The exercise: Filter the records below down to lines containing "right".
[Source records start]
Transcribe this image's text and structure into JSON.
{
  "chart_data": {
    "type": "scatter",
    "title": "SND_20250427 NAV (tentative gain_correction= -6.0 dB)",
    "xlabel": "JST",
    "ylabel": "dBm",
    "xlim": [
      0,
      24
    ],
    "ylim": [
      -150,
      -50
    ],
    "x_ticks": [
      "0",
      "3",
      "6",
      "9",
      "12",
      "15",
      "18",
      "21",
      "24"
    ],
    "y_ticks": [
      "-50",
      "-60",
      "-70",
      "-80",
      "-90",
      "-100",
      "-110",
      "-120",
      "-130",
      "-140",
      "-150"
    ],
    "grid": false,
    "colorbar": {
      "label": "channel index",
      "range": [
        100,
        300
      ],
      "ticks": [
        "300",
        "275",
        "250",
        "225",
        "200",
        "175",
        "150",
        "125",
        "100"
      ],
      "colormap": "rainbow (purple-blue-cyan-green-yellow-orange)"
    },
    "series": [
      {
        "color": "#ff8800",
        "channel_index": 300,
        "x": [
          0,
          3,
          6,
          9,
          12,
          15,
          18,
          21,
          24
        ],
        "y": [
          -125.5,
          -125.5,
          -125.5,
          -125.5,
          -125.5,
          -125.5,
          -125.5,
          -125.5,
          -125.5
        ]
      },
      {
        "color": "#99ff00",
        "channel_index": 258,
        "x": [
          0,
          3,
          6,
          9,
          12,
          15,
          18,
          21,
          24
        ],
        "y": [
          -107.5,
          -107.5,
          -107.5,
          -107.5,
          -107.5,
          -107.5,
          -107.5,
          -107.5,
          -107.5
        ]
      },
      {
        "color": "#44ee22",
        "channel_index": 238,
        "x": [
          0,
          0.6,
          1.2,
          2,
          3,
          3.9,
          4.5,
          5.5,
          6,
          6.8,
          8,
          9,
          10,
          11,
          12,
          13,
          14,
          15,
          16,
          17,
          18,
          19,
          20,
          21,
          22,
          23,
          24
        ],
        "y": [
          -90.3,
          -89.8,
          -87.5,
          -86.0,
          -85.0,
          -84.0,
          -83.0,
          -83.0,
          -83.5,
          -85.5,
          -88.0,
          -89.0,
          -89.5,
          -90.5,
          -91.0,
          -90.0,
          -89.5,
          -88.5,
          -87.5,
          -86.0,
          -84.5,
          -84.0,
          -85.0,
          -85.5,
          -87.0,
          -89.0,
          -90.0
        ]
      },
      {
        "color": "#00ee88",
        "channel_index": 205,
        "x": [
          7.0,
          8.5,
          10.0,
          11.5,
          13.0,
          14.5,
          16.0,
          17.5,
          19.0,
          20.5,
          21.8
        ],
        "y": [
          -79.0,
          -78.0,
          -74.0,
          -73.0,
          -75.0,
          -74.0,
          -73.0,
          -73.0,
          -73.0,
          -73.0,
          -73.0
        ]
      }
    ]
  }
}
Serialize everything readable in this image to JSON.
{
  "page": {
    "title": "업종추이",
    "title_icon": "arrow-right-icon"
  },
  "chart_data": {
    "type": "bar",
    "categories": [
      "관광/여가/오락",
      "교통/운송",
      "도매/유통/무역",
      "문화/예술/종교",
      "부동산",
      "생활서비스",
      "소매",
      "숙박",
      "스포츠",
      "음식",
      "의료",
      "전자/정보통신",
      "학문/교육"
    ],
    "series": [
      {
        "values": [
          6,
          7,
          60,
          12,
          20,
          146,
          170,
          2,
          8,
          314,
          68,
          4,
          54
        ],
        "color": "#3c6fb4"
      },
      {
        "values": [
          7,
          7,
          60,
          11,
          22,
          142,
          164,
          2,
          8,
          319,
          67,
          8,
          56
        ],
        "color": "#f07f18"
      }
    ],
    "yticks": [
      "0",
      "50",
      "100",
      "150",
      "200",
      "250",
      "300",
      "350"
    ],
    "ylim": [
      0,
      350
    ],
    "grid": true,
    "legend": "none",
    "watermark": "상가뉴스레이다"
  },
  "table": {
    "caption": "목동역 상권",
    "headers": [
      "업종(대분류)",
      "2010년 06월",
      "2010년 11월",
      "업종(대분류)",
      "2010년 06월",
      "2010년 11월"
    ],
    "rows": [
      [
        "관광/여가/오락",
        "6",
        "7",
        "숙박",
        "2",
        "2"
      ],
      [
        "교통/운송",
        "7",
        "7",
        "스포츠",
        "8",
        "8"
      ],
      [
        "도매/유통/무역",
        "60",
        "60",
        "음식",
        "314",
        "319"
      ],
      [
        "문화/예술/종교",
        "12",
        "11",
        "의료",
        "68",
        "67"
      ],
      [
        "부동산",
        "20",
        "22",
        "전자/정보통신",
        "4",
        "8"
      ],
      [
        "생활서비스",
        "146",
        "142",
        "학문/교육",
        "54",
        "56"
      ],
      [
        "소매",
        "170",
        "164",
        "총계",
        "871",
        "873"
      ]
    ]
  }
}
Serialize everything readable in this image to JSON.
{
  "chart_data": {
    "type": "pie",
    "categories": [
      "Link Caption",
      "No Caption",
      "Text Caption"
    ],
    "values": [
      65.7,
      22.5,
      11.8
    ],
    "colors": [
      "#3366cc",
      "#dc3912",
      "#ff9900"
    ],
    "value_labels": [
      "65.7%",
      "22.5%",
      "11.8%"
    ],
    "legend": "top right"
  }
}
[Source records end]
[Source records start]
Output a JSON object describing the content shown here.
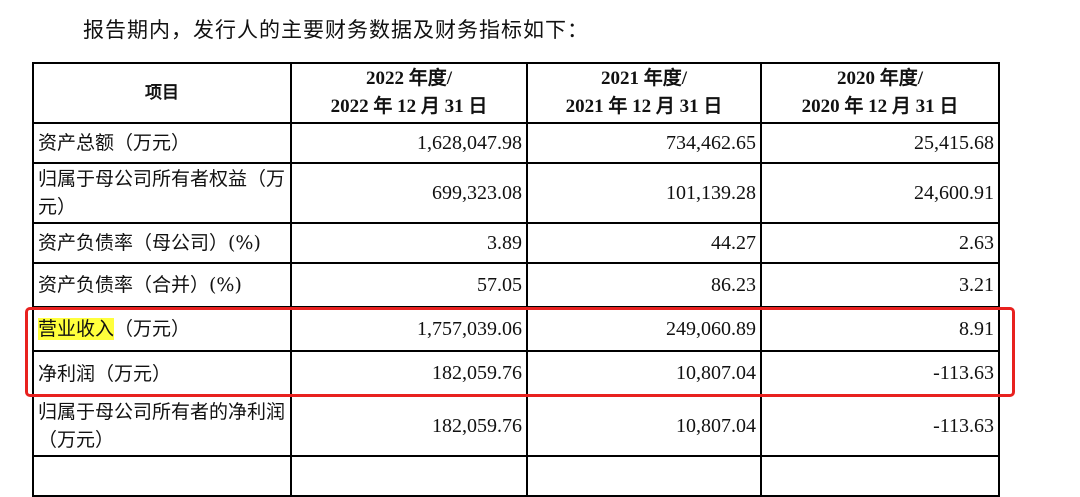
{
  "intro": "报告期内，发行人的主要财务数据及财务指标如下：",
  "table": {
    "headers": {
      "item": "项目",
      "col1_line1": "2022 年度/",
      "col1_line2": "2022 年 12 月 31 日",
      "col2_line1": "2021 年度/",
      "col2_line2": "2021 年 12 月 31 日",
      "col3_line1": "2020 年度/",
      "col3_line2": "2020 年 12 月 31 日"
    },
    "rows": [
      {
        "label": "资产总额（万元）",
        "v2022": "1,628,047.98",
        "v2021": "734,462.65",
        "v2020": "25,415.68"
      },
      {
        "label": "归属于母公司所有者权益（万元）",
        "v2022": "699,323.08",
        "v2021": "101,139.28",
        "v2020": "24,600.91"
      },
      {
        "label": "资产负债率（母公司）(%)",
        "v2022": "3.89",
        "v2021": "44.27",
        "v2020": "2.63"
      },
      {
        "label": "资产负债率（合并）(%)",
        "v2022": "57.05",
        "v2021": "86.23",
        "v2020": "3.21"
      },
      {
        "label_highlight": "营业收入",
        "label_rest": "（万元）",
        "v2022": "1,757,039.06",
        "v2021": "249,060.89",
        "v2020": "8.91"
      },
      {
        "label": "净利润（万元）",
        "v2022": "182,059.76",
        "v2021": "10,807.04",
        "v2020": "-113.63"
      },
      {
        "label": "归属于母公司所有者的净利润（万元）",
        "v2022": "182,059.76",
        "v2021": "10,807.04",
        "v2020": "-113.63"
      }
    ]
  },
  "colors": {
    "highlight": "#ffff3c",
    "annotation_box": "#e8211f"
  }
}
[Source records end]
Written solution:
    "title_icon": "arrow-right-icon"
    "legend": "top right"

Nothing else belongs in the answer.